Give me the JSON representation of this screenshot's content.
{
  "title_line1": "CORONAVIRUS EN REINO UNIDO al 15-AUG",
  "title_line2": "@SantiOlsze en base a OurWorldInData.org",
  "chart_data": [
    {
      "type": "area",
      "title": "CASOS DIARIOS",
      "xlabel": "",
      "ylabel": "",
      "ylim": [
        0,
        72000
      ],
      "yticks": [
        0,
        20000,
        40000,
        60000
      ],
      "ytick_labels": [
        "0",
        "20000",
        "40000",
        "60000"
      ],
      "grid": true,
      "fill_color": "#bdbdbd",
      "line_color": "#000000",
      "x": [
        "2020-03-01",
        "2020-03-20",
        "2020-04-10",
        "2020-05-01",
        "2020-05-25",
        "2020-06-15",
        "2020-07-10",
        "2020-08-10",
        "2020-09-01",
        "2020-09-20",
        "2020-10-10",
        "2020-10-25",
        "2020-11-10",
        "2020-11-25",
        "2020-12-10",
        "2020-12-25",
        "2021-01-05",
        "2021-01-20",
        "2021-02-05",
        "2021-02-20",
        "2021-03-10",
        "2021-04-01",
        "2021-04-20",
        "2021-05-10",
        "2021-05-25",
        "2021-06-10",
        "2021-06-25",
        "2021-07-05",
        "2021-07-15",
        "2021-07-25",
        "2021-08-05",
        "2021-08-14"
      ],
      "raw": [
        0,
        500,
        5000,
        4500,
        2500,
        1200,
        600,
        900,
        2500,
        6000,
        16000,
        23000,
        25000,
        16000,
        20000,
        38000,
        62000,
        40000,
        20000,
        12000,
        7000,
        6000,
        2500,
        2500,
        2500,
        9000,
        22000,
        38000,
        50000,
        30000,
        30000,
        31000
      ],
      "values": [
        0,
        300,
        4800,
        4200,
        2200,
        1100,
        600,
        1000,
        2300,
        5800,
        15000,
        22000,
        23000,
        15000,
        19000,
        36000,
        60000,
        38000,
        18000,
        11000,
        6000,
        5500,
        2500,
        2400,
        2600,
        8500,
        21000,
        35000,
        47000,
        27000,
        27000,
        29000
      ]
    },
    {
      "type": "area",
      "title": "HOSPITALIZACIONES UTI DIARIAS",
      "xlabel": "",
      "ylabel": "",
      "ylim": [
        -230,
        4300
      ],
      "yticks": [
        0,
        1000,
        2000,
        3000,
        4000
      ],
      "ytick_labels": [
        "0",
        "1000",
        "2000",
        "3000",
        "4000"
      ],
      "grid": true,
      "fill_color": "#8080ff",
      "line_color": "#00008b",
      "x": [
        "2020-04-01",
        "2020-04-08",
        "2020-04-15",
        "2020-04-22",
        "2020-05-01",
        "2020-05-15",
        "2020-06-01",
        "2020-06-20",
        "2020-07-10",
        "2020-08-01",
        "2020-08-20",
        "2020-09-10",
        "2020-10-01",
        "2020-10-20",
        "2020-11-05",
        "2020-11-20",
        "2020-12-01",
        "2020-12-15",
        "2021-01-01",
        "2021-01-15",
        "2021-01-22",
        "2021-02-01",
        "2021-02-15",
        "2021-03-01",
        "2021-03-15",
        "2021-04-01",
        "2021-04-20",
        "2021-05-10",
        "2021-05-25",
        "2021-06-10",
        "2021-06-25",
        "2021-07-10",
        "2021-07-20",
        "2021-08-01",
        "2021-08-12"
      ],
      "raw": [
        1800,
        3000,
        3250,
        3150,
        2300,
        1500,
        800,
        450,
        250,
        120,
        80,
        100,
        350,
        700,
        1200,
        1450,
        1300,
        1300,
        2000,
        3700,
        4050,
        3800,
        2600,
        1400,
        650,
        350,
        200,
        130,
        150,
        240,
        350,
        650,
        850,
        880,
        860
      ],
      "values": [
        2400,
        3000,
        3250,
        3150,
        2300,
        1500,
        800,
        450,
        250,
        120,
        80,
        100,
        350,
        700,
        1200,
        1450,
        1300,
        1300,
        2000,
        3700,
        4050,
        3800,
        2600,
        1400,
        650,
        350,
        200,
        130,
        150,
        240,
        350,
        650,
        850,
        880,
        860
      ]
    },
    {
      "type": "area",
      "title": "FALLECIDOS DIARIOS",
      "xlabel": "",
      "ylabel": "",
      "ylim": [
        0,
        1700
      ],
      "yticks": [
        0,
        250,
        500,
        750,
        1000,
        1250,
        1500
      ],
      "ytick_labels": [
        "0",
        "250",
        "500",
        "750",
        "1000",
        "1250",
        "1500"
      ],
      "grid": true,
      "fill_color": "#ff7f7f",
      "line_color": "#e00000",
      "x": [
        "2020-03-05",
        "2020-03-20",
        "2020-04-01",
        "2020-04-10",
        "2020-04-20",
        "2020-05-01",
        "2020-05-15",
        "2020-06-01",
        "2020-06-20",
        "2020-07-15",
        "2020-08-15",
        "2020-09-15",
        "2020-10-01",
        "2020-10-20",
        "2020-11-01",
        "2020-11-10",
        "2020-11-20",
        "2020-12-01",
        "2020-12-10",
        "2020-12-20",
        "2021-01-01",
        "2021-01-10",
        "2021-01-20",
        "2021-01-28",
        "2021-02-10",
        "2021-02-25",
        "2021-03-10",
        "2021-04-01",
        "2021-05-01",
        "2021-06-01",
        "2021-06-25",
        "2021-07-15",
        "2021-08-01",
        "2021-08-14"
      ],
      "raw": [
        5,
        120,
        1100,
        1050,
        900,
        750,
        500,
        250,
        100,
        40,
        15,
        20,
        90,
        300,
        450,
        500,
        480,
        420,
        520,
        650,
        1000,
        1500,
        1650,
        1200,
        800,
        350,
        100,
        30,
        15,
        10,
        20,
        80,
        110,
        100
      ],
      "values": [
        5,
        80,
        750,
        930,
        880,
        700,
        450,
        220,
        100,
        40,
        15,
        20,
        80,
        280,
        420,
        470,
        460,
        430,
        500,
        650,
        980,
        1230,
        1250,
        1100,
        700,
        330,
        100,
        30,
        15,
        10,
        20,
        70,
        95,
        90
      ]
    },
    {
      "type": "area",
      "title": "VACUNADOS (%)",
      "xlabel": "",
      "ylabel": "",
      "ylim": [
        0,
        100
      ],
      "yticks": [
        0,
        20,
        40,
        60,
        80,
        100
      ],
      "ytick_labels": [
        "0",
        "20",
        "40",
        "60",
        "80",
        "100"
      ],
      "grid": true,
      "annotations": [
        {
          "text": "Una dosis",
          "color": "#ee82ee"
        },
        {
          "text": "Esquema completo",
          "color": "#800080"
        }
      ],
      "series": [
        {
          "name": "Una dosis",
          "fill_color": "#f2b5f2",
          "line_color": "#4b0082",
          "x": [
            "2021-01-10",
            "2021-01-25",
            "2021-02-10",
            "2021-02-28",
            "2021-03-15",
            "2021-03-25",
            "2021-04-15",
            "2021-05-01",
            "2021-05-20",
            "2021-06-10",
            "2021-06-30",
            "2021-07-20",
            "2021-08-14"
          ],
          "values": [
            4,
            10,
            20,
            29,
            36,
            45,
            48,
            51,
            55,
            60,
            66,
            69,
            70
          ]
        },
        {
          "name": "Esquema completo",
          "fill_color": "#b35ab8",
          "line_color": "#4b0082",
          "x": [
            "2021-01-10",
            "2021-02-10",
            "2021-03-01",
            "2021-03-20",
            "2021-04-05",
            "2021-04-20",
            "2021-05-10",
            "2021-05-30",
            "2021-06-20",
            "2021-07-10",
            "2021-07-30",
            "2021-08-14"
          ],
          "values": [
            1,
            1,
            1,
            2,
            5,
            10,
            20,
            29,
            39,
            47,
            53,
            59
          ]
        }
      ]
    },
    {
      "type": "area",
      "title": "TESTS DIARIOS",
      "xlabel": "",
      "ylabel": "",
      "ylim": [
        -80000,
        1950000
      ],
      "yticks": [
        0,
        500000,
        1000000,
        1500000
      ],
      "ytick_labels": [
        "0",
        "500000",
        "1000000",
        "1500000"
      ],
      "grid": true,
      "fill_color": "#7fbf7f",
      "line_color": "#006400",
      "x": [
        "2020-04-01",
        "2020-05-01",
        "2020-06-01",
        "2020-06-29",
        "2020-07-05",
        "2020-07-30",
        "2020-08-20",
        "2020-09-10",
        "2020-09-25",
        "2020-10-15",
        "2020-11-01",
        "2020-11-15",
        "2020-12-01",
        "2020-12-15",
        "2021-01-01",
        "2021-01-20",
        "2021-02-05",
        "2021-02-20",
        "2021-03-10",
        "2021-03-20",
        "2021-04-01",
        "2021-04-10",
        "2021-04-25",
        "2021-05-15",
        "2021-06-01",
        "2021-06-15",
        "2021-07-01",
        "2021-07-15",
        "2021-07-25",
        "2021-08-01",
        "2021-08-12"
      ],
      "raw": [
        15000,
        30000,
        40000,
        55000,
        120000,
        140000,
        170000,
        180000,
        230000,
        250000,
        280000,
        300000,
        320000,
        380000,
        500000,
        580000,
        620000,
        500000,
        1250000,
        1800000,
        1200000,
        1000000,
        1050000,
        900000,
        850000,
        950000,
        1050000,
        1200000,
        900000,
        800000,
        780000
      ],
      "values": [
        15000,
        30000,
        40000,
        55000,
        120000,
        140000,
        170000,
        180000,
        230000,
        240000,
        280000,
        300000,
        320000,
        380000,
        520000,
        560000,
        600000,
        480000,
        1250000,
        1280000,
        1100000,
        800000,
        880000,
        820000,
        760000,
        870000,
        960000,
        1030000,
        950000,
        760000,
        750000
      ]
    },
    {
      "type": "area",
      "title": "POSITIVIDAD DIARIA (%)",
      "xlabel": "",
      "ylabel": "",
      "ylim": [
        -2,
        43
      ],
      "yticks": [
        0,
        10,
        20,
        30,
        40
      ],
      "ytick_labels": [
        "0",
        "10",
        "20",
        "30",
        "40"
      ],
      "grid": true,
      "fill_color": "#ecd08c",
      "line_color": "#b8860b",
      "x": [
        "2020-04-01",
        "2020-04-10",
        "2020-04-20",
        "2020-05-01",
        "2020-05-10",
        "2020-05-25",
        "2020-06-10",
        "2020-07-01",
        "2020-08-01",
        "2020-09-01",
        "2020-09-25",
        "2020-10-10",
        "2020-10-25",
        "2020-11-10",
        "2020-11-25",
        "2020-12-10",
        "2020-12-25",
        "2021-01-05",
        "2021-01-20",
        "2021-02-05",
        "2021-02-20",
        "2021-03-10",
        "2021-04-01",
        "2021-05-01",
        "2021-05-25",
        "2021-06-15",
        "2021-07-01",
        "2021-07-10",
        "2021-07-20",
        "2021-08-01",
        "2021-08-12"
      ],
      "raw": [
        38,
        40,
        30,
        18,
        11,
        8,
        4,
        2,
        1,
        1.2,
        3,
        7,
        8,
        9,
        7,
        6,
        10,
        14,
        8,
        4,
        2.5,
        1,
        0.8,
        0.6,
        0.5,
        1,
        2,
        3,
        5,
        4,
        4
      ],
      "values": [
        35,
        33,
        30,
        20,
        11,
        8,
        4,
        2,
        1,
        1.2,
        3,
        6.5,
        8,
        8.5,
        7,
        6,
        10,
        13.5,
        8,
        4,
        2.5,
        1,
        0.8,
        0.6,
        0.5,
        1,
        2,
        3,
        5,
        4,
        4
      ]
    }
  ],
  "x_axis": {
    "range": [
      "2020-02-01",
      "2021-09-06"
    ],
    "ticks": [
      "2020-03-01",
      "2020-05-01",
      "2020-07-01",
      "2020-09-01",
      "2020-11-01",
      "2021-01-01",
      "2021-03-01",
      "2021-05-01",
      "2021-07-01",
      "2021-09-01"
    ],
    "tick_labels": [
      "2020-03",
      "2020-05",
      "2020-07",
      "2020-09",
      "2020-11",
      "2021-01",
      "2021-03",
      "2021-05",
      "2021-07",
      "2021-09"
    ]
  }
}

◆ **Activity**: Only the number is needed here: how many lines in the data contain "name"?

◆ **Worked solution**: 2